Your instructions: How many lines of the material below contain the string "content"? Answer with the number and nothing else.

Dataset extract:
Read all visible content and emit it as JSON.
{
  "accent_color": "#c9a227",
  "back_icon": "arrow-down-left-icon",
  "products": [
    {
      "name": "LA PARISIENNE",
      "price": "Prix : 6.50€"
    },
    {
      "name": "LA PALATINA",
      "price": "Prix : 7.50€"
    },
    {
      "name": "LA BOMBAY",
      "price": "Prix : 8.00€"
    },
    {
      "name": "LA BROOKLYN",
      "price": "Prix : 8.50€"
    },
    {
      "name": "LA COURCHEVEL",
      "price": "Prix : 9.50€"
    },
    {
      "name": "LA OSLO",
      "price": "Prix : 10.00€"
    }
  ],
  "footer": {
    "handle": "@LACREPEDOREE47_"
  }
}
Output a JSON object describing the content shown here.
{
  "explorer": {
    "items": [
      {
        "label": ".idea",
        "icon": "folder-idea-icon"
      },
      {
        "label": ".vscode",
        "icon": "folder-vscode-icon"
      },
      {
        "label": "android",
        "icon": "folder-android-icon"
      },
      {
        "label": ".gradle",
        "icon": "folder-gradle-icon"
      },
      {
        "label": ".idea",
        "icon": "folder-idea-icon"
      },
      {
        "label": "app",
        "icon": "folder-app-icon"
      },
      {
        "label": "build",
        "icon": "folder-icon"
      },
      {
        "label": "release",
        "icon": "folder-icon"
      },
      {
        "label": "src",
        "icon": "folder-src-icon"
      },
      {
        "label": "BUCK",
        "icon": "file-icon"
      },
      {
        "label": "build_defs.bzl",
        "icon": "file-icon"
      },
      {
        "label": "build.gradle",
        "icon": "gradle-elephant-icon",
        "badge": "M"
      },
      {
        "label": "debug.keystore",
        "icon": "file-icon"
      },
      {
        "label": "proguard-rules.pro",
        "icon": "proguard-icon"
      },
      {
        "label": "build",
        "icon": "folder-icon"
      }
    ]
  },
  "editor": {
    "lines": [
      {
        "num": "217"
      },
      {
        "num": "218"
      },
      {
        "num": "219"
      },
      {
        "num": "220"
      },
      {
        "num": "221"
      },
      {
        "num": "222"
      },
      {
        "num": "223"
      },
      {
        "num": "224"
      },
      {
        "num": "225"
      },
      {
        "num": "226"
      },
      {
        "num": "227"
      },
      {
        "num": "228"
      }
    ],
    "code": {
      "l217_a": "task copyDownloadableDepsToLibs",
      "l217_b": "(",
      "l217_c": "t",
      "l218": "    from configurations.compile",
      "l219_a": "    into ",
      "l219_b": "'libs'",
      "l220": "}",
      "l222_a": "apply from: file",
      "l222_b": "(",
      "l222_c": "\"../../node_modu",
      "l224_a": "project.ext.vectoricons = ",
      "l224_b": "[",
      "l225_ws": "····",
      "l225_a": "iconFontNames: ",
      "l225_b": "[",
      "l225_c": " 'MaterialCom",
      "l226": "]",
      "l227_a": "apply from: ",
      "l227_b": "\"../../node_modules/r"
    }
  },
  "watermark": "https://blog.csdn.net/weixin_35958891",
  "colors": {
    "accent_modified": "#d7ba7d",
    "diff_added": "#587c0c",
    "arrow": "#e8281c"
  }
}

Exercise response: 2